▶ _INSTRUCTIONS FOR THE TASK_
Extract each line where the string "good" shows up.

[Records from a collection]
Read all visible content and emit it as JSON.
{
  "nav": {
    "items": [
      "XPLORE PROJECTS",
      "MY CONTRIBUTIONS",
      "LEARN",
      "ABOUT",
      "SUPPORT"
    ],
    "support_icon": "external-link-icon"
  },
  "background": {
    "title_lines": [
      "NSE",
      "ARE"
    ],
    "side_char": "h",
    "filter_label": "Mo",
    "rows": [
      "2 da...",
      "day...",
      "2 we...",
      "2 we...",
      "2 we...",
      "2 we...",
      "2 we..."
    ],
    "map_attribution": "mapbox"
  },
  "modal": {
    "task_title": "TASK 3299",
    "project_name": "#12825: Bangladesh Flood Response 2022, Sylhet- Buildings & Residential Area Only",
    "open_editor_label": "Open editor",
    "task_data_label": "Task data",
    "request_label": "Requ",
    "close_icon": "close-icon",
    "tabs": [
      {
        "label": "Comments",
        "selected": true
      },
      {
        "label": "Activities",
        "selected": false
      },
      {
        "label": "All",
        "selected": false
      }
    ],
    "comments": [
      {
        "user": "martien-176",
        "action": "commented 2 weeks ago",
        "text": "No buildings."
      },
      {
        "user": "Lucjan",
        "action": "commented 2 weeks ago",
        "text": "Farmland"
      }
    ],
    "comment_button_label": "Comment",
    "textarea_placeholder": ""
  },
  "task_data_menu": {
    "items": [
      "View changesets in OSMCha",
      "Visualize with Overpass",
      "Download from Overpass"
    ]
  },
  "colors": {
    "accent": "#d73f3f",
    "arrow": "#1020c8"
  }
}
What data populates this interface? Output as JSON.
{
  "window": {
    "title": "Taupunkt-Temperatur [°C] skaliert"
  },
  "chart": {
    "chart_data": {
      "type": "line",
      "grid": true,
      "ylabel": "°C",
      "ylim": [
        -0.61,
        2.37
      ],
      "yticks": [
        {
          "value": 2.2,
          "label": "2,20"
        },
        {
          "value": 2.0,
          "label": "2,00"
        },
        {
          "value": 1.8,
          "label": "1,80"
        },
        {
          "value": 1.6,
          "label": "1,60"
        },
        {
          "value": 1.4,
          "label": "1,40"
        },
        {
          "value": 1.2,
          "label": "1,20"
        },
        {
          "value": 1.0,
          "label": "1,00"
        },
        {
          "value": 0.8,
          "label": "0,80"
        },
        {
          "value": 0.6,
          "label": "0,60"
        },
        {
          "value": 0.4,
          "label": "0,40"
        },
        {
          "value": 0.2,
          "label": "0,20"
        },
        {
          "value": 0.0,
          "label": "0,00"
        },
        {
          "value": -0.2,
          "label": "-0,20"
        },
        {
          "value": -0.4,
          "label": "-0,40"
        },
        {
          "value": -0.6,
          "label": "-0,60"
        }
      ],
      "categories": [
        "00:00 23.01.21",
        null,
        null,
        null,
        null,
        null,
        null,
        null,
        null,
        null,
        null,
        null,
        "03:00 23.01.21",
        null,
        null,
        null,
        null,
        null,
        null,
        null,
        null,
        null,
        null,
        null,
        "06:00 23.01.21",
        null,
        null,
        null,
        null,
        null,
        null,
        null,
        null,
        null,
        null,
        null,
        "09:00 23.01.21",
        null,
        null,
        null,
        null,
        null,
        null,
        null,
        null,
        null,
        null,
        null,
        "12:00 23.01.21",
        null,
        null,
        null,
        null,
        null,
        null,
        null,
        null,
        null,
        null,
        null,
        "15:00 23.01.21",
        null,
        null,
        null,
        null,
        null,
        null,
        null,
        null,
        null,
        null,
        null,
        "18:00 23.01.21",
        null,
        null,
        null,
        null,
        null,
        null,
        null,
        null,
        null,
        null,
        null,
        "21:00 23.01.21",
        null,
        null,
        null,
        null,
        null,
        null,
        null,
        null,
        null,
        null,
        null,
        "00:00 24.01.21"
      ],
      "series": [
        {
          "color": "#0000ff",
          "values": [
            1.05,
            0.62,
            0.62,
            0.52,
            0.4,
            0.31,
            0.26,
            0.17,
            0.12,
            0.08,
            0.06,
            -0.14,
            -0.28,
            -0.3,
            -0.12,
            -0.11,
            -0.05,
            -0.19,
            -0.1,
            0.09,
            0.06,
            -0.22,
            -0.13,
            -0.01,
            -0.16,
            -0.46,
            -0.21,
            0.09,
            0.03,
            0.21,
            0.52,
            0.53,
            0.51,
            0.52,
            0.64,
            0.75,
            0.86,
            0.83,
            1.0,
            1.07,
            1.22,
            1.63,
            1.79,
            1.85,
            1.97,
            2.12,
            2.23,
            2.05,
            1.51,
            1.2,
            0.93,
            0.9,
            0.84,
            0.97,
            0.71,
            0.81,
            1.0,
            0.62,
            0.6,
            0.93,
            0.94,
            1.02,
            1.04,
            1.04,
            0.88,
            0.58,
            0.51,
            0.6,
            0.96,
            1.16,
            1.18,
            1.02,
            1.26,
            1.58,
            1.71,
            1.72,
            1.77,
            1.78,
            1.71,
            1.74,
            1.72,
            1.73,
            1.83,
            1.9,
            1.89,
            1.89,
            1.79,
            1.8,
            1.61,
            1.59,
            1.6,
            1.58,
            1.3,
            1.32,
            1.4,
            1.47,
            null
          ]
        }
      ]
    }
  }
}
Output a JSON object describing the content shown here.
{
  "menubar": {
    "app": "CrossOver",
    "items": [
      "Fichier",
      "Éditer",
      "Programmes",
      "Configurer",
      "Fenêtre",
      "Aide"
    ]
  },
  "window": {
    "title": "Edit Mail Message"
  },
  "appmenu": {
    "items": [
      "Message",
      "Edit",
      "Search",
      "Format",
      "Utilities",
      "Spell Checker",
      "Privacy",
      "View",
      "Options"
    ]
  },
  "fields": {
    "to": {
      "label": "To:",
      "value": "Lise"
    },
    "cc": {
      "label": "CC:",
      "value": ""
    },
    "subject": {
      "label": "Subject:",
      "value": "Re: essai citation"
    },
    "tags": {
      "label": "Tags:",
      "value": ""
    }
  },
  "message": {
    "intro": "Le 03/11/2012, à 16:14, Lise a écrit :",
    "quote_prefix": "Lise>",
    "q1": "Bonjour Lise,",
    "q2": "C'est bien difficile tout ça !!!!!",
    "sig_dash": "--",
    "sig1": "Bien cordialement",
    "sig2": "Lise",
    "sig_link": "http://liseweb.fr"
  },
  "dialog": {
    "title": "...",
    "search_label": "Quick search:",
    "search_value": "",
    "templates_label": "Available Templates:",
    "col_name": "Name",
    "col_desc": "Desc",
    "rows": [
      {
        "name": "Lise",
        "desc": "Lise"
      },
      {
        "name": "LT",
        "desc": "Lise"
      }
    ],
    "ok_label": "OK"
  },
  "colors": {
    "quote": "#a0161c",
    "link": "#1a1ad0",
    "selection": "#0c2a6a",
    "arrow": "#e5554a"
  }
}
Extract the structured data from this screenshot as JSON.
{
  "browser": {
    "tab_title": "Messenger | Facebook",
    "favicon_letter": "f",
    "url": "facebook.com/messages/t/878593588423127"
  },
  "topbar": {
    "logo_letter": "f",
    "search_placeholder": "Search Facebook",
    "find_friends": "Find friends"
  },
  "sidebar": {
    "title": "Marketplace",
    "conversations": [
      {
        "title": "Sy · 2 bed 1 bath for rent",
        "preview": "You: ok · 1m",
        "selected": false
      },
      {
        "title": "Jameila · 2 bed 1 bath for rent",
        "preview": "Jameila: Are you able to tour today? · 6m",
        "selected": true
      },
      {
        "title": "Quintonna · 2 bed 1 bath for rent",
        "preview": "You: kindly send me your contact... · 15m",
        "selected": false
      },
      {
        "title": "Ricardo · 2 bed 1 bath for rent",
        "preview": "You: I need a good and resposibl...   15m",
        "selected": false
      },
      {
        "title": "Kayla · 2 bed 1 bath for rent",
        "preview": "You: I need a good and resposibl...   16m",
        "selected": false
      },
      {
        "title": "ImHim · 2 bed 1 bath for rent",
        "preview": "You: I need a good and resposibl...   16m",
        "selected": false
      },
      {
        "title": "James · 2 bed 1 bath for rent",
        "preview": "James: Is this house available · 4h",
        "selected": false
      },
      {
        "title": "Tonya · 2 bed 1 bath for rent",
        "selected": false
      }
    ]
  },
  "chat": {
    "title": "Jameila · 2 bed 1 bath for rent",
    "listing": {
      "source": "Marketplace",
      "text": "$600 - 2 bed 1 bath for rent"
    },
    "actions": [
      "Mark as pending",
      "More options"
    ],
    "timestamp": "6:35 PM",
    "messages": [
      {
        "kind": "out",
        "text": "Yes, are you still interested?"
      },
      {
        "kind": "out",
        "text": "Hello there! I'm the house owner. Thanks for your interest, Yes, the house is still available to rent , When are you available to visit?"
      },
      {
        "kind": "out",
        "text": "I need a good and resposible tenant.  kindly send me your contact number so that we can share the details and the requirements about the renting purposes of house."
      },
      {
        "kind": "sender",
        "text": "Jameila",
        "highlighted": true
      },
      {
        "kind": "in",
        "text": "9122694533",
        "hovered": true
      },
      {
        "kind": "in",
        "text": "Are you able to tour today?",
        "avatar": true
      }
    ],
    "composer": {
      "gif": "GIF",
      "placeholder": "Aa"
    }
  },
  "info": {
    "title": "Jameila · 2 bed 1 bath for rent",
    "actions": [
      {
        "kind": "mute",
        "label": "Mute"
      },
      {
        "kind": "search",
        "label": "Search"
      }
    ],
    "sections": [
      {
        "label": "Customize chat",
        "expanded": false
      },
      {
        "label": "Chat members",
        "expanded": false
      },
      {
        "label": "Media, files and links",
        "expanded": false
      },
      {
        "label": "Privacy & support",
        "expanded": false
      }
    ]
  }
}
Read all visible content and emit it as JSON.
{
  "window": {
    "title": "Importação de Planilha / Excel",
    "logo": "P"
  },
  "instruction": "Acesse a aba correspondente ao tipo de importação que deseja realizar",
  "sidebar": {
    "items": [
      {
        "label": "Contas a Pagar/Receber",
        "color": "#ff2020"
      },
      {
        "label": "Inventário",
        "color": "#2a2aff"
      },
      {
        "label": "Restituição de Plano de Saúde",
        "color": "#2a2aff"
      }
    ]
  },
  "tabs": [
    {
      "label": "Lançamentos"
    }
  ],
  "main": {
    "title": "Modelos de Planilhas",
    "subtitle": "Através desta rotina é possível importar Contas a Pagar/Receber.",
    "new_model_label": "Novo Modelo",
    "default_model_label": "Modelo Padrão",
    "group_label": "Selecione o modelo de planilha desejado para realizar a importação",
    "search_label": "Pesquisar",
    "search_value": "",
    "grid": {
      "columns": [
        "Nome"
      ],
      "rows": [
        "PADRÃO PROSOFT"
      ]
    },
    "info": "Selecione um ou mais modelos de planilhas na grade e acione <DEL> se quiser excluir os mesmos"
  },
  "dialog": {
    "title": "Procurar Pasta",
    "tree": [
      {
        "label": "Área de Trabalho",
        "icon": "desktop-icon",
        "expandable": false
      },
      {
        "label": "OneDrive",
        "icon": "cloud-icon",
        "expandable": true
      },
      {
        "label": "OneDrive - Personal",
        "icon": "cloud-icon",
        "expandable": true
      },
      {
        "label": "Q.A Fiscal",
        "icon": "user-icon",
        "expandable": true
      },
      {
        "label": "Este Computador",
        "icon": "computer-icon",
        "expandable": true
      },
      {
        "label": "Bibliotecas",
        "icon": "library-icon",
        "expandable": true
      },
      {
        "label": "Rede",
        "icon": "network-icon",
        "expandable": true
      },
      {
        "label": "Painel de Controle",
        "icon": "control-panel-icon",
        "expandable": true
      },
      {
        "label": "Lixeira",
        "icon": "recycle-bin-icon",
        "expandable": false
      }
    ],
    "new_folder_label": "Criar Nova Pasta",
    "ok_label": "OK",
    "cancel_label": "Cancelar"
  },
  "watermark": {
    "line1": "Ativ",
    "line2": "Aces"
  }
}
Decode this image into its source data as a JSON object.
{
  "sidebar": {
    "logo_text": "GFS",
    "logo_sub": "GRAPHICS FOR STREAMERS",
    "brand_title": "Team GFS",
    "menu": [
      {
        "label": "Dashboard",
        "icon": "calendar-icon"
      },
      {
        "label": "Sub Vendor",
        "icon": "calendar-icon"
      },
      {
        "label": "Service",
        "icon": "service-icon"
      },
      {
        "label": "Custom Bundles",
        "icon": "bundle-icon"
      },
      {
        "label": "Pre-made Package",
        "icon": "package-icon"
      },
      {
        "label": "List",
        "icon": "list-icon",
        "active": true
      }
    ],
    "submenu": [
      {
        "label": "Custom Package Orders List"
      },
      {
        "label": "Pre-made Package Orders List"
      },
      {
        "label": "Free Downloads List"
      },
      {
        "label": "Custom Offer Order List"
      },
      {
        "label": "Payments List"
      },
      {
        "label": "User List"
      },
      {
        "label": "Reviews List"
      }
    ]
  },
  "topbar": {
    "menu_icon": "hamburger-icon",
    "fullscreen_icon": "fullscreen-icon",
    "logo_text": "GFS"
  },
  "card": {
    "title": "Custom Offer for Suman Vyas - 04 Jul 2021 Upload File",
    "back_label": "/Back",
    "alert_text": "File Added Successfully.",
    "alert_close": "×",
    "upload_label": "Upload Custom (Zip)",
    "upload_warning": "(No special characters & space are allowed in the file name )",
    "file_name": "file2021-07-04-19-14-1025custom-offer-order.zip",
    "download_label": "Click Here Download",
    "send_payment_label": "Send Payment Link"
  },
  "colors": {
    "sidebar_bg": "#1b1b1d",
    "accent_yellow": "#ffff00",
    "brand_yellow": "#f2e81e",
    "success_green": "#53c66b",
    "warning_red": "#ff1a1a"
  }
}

▶ _THE ANSWER_
        "preview": "You: I need a good and resposibl...   15m",
        "preview": "You: I need a good and resposibl...   16m",
        "preview": "You: I need a good and resposibl...   16m",
        "text": "I need a good and resposible tenant.  kindly send me your contact number so that we can share the details and the requirements about the renting purposes of house."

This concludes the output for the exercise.